◆ AVAILABLE RECORDS
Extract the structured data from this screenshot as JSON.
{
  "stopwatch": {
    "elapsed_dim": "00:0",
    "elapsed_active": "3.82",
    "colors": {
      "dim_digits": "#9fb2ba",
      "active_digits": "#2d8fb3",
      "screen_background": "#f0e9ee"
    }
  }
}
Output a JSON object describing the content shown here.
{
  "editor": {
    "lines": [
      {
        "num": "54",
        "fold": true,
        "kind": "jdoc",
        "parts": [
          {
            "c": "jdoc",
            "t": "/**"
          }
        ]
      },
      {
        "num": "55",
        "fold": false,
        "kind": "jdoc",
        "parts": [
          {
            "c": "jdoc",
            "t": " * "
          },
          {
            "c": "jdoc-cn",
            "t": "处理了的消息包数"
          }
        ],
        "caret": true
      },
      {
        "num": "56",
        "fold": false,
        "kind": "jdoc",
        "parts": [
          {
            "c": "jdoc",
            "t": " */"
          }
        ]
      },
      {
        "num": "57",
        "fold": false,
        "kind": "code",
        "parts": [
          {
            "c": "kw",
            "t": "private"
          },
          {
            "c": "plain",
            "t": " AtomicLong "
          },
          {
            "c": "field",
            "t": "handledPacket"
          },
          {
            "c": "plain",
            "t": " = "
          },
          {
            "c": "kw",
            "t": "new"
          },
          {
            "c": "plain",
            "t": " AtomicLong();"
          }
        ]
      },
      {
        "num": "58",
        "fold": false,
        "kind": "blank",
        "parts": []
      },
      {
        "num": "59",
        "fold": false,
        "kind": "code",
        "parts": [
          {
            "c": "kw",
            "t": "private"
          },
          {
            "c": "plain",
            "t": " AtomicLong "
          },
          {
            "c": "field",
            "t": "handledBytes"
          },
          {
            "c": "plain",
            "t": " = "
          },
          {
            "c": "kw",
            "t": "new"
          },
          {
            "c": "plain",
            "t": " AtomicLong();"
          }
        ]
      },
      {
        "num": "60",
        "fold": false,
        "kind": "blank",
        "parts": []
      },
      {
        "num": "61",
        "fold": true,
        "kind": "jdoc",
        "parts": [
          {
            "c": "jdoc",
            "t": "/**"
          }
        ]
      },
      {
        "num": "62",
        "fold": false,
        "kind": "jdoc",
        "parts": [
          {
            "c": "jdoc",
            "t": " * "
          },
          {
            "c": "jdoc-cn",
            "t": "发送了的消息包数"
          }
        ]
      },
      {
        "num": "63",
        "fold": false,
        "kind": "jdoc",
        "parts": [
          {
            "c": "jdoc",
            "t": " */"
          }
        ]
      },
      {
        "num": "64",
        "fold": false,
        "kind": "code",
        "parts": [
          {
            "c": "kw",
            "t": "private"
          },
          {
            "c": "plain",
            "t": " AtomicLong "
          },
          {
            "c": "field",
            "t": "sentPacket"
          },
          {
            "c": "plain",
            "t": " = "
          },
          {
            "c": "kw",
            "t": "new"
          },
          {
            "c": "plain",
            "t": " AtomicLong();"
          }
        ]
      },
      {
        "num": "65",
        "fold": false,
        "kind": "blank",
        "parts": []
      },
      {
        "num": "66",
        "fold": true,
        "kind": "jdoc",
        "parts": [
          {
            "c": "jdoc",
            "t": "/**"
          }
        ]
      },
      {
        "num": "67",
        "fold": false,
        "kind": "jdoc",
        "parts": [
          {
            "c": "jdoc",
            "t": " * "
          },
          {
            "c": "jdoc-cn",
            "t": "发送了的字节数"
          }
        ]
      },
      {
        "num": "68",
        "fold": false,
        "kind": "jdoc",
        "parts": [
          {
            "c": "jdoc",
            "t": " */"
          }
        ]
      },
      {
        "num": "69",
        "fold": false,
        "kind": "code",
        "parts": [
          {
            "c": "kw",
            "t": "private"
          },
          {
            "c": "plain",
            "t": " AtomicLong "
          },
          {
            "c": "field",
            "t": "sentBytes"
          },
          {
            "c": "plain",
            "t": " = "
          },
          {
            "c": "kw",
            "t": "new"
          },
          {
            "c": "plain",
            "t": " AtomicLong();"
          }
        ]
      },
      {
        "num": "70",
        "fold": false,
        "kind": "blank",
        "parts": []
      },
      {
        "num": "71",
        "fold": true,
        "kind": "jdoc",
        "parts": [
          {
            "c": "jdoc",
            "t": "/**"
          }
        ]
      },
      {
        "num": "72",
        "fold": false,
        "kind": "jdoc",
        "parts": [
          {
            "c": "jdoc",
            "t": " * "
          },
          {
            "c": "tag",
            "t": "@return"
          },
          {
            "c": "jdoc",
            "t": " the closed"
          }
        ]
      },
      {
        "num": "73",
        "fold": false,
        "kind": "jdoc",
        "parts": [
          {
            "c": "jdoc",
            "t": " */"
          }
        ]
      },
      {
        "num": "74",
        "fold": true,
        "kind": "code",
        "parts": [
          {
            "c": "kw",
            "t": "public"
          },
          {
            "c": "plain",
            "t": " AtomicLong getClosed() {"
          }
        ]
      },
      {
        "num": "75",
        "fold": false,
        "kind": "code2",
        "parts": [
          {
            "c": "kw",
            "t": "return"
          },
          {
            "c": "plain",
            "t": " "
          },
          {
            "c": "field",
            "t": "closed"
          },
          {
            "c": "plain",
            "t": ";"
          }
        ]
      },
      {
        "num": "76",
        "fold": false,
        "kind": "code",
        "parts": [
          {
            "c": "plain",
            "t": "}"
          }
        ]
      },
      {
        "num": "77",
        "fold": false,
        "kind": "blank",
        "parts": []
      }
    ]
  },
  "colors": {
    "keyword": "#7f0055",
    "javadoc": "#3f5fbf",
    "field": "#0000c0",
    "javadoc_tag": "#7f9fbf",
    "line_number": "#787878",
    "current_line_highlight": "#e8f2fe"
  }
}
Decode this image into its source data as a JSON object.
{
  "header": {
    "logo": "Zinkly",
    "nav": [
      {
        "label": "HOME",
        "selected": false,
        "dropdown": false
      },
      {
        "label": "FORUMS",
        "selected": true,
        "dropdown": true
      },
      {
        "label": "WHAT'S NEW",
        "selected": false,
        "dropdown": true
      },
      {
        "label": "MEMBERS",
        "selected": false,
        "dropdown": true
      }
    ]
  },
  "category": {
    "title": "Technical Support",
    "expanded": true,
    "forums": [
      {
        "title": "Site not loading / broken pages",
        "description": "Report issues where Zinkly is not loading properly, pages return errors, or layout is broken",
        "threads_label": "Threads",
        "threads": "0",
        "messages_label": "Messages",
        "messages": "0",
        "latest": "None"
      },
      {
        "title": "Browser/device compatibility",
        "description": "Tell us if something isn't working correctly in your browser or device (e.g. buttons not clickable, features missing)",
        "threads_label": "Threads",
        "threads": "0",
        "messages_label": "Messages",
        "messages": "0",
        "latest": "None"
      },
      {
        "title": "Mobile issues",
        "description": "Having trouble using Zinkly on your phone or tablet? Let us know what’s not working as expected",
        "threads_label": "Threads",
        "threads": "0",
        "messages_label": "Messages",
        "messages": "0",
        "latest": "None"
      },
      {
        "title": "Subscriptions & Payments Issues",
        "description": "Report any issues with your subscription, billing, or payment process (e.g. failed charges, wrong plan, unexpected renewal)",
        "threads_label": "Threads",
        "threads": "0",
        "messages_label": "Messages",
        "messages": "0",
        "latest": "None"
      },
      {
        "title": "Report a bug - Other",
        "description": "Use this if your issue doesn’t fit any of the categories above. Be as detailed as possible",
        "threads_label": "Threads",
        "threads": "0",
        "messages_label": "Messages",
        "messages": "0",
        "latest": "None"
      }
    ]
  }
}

◆ PROBLEM
Using the listing above, pull out all lines that hold the word "Report".

◆ WRITTEN RESPONSE
        "description": "Report issues where Zinkly is not loading properly, pages return errors, or layout is broken",
        "description": "Report any issues with your subscription, billing, or payment process (e.g. failed charges, wrong plan, unexpected renewal)",
        "title": "Report a bug - Other",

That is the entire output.